Exercise details
Answer with one number: how many lines hold the string "esso".

(Entries taken from a collection)

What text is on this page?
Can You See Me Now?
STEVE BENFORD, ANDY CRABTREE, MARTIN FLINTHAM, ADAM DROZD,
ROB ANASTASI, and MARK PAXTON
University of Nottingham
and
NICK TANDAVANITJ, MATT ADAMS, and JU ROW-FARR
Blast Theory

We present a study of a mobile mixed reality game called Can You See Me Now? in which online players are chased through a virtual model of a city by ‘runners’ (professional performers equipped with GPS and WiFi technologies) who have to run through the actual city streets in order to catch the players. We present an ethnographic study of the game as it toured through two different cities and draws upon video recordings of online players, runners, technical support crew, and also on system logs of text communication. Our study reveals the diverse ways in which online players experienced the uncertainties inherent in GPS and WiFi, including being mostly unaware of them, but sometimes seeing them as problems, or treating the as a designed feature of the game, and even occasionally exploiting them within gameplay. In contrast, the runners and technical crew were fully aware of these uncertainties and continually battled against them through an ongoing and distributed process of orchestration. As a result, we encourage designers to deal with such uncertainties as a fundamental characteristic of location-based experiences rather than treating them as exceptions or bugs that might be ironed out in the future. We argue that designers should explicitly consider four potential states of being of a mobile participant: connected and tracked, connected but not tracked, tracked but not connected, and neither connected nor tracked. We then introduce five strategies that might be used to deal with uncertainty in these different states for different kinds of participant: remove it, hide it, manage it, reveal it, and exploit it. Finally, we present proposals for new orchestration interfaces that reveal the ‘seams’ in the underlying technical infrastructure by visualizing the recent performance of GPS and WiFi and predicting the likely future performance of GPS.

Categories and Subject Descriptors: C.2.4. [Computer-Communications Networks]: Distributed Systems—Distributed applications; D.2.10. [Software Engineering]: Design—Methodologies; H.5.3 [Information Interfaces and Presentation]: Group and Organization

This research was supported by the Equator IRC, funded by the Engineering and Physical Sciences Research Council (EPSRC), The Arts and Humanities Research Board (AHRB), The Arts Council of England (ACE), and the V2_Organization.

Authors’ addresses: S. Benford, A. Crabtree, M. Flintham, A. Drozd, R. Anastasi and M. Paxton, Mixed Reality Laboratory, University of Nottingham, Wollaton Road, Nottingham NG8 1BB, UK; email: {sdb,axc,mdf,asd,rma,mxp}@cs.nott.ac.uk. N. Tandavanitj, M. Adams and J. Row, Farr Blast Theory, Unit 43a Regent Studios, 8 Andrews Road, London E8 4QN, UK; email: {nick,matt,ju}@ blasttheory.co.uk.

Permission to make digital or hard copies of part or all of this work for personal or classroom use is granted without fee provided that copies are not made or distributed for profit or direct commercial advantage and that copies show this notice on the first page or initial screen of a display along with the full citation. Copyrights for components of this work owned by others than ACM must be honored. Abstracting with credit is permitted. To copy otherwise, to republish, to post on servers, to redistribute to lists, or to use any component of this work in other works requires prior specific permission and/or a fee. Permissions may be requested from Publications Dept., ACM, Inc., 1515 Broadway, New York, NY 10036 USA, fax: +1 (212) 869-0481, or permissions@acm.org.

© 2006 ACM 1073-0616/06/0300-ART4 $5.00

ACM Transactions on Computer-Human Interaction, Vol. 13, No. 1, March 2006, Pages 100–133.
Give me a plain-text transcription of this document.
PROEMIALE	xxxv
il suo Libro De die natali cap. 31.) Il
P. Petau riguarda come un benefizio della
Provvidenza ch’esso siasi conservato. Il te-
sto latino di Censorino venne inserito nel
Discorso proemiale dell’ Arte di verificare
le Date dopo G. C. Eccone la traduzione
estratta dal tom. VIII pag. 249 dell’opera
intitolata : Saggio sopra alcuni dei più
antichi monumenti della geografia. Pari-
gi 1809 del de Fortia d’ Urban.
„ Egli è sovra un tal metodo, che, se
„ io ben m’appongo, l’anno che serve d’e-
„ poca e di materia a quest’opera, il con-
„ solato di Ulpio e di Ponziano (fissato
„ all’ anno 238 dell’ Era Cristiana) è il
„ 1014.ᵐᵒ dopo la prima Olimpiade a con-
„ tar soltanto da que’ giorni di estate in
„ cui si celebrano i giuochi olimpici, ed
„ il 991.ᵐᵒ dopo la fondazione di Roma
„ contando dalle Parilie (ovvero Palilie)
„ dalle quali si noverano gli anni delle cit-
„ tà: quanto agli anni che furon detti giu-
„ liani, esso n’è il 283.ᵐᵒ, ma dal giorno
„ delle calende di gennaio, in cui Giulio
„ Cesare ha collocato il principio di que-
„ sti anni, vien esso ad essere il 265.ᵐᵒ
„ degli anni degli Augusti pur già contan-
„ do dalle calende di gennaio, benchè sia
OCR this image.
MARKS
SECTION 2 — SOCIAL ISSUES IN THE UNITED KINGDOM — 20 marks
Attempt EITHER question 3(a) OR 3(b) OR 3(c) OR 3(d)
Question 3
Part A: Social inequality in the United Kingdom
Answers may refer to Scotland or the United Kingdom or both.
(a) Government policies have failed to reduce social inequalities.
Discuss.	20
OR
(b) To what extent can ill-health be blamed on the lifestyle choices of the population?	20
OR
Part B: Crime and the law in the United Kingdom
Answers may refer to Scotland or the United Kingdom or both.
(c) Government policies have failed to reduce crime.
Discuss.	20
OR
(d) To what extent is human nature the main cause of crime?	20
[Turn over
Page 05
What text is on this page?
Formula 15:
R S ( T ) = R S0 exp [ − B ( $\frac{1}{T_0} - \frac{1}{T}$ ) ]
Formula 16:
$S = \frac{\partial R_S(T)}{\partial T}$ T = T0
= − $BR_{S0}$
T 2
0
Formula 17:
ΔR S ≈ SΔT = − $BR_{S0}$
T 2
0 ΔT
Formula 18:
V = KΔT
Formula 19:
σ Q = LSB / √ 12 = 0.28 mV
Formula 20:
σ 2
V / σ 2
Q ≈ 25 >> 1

Answer to the exercise
3